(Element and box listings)
[Begin]

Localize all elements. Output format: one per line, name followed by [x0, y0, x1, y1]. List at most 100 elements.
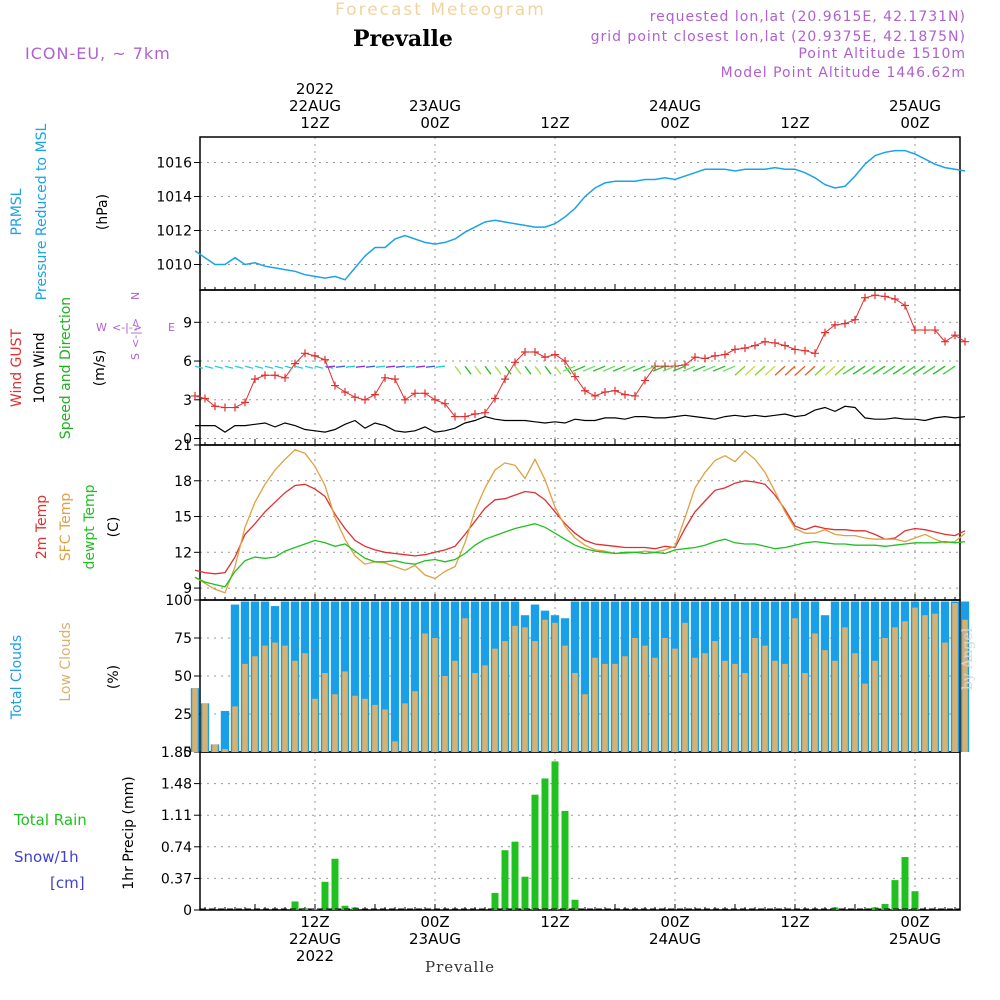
low-cloud-bar [822, 650, 828, 752]
low-cloud-bar [492, 648, 498, 752]
low-cloud-bar [292, 660, 298, 752]
compass-arrow-h: <-|-> [112, 321, 142, 334]
wind-arrow [754, 365, 766, 376]
gust-marker [811, 349, 819, 358]
gust-marker [431, 395, 439, 404]
gust-marker [631, 391, 639, 400]
gust-marker [611, 386, 619, 395]
gust-marker [941, 337, 949, 346]
wind-arrow [662, 365, 676, 372]
low-clouds-label: Low Clouds [58, 622, 74, 701]
temp-sfc-label: SFC Temp [58, 493, 74, 562]
wind-arrow [892, 365, 906, 375]
wind-arrow [494, 365, 502, 375]
wind-arrow [464, 365, 472, 375]
gust-marker [371, 390, 379, 399]
low-cloud-bar [422, 633, 428, 752]
low-cloud-bar [392, 741, 398, 752]
gust-marker [851, 315, 859, 324]
wind-arrow [484, 365, 492, 375]
wind-arrow [214, 365, 224, 369]
y-tick-label: 0 [183, 432, 192, 448]
wind-arrow [632, 365, 646, 372]
wind-arrow [304, 365, 314, 369]
y-tick-label: 15 [174, 510, 192, 526]
gust-marker [351, 393, 359, 402]
gust-marker [751, 341, 759, 350]
gust-marker [541, 353, 549, 362]
grid-point-coordinates: grid point closest lon,lat (20.9375E, 42… [590, 29, 966, 45]
total-cloud-bar [350, 601, 360, 752]
gust-marker [891, 295, 899, 304]
compass-n: N [129, 292, 142, 300]
precip-unit: 1hr Precip (mm) [121, 776, 137, 889]
gust-marker [401, 395, 409, 404]
low-cloud-bar [462, 618, 468, 752]
temp-sfc-line [194, 449, 966, 594]
low-cloud-bar [242, 663, 248, 752]
precip-bar [291, 901, 299, 910]
low-cloud-bar [962, 619, 968, 752]
low-cloud-bar [792, 618, 798, 752]
low-cloud-bar [322, 672, 328, 752]
precip-bar [551, 761, 559, 910]
precip-bar [561, 810, 569, 910]
wind-arrow [582, 365, 596, 372]
gust-marker [571, 372, 579, 381]
low-cloud-bar [912, 607, 918, 752]
wind-arrow [375, 365, 386, 368]
wind-arrow [942, 365, 956, 375]
wind-arrow [544, 365, 552, 375]
wind-arrow [524, 365, 532, 375]
low-cloud-bar [882, 638, 888, 752]
compass-arrow-v: <-|-> [129, 318, 142, 348]
total-cloud-bar [580, 601, 590, 752]
time-label: 23AUG [409, 930, 461, 948]
time-label: 25AUG [889, 97, 941, 115]
y-tick-label: 9 [183, 581, 192, 597]
wind-gust-markers [191, 291, 969, 421]
wind10-line [195, 405, 966, 433]
low-clouds-bars [192, 603, 968, 752]
low-cloud-bar [342, 671, 348, 752]
gust-marker [331, 381, 339, 390]
gust-marker [311, 351, 319, 360]
gust-marker [201, 394, 209, 403]
wind-arrow [722, 365, 736, 372]
low-cloud-bar [192, 688, 198, 752]
wind-arrow [882, 365, 896, 375]
y-tick-label: 100 [165, 593, 192, 609]
low-cloud-bar [932, 613, 938, 752]
wind-arrow [572, 365, 586, 372]
gust-marker [211, 402, 219, 411]
wind-arrow [702, 365, 716, 372]
y-tick-label: 0.74 [161, 840, 192, 856]
gust-marker [961, 337, 969, 346]
gust-marker [451, 412, 459, 421]
low-cloud-bar [712, 641, 718, 752]
y-tick-label: 6 [183, 354, 192, 370]
y-tick-label: 12 [174, 545, 192, 561]
total-cloud-bar [400, 601, 410, 752]
temp-2m-label: 2m Temp [34, 495, 50, 559]
low-cloud-bar [402, 703, 408, 752]
low-cloud-bar [482, 665, 488, 752]
wind-arrow [784, 365, 796, 376]
pressure-unit: (hPa) [95, 194, 111, 230]
wind-arrow [602, 365, 616, 372]
wind-arrow [902, 365, 916, 375]
time-label: 12Z [780, 913, 809, 931]
temp-t2m-line [194, 480, 966, 575]
pressure-sublabel: Pressure Reduced to MSL [34, 123, 50, 300]
gust-marker [361, 395, 369, 404]
wind-arrow [794, 365, 806, 376]
precip-bar [321, 881, 329, 910]
total-cloud-bar [330, 601, 340, 752]
wind-arrow [454, 365, 462, 375]
wind-arrow [692, 365, 706, 372]
gust-marker [701, 354, 709, 363]
compass-w: W [96, 321, 107, 334]
low-cloud-bar [332, 694, 338, 752]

[End]

Return every line of the material above word for word, omitting the pictures.

EXERCISE OUTPUT
Localize all elements. Output format: one per line, name followed by [x0, y0, x1, y1]. List at most 100 elements.
low-cloud-bar [822, 650, 828, 752]
low-cloud-bar [492, 648, 498, 752]
low-cloud-bar [292, 660, 298, 752]
compass-arrow-h: <-|-> [112, 321, 142, 334]
wind-arrow [754, 365, 766, 376]
gust-marker [811, 349, 819, 358]
gust-marker [431, 395, 439, 404]
gust-marker [631, 391, 639, 400]
gust-marker [611, 386, 619, 395]
gust-marker [941, 337, 949, 346]
wind-arrow [662, 365, 676, 372]
low-clouds-label: Low Clouds [58, 622, 74, 701]
temp-sfc-label: SFC Temp [58, 493, 74, 562]
wind-arrow [892, 365, 906, 375]
wind-arrow [494, 365, 502, 375]
wind-arrow [464, 365, 472, 375]
gust-marker [371, 390, 379, 399]
low-cloud-bar [422, 633, 428, 752]
low-cloud-bar [392, 741, 398, 752]
gust-marker [851, 315, 859, 324]
wind-arrow [484, 365, 492, 375]
wind-arrow [214, 365, 224, 369]
y-tick-label: 0 [183, 432, 192, 448]
wind-arrow [632, 365, 646, 372]
wind-arrow [304, 365, 314, 369]
y-tick-label: 15 [174, 510, 192, 526]
gust-marker [351, 393, 359, 402]
gust-marker [751, 341, 759, 350]
gust-marker [541, 353, 549, 362]
grid-point-coordinates: grid point closest lon,lat (20.9375E, 42… [590, 29, 966, 45]
total-cloud-bar [350, 601, 360, 752]
gust-marker [891, 295, 899, 304]
compass-n: N [129, 292, 142, 300]
precip-unit: 1hr Precip (mm) [121, 776, 137, 889]
gust-marker [401, 395, 409, 404]
low-cloud-bar [462, 618, 468, 752]
temp-sfc-line [194, 449, 966, 594]
low-cloud-bar [242, 663, 248, 752]
precip-bar [291, 901, 299, 910]
low-cloud-bar [962, 619, 968, 752]
low-cloud-bar [792, 618, 798, 752]
low-cloud-bar [322, 672, 328, 752]
precip-bar [551, 761, 559, 910]
precip-bar [561, 810, 569, 910]
wind-arrow [582, 365, 596, 372]
gust-marker [571, 372, 579, 381]
low-cloud-bar [912, 607, 918, 752]
wind-arrow [375, 365, 386, 368]
wind-arrow [942, 365, 956, 375]
wind-arrow [544, 365, 552, 375]
wind-arrow [524, 365, 532, 375]
low-cloud-bar [882, 638, 888, 752]
compass-arrow-v: <-|-> [129, 318, 142, 348]
total-cloud-bar [580, 601, 590, 752]
time-label: 23AUG [409, 930, 461, 948]
time-label: 25AUG [889, 97, 941, 115]
y-tick-label: 9 [183, 581, 192, 597]
wind-gust-markers [191, 291, 969, 421]
wind10-line [195, 405, 966, 433]
low-clouds-bars [192, 603, 968, 752]
low-cloud-bar [342, 671, 348, 752]
gust-marker [331, 381, 339, 390]
gust-marker [311, 351, 319, 360]
gust-marker [201, 394, 209, 403]
wind-arrow [722, 365, 736, 372]
low-cloud-bar [192, 688, 198, 752]
wind-arrow [882, 365, 896, 375]
y-tick-label: 100 [165, 593, 192, 609]
low-cloud-bar [932, 613, 938, 752]
wind-arrow [572, 365, 586, 372]
gust-marker [211, 402, 219, 411]
wind-arrow [702, 365, 716, 372]
y-tick-label: 0.74 [161, 840, 192, 856]
gust-marker [961, 337, 969, 346]
gust-marker [451, 412, 459, 421]
low-cloud-bar [712, 641, 718, 752]
y-tick-label: 6 [183, 354, 192, 370]
y-tick-label: 12 [174, 545, 192, 561]
total-cloud-bar [400, 601, 410, 752]
temp-2m-label: 2m Temp [34, 495, 50, 559]
low-cloud-bar [402, 703, 408, 752]
low-cloud-bar [482, 665, 488, 752]
wind-arrow [784, 365, 796, 376]
pressure-unit: (hPa) [95, 194, 111, 230]
wind-arrow [602, 365, 616, 372]
wind-arrow [902, 365, 916, 375]
time-label: 12Z [780, 913, 809, 931]
temp-t2m-line [194, 480, 966, 575]
pressure-sublabel: Pressure Reduced to MSL [34, 123, 50, 300]
gust-marker [361, 395, 369, 404]
wind-arrow [794, 365, 806, 376]
precip-bar [321, 881, 329, 910]
total-cloud-bar [330, 601, 340, 752]
wind-arrow [454, 365, 462, 375]
wind-arrow [692, 365, 706, 372]
gust-marker [701, 354, 709, 363]
compass-w: W [96, 321, 107, 334]
low-cloud-bar [332, 694, 338, 752]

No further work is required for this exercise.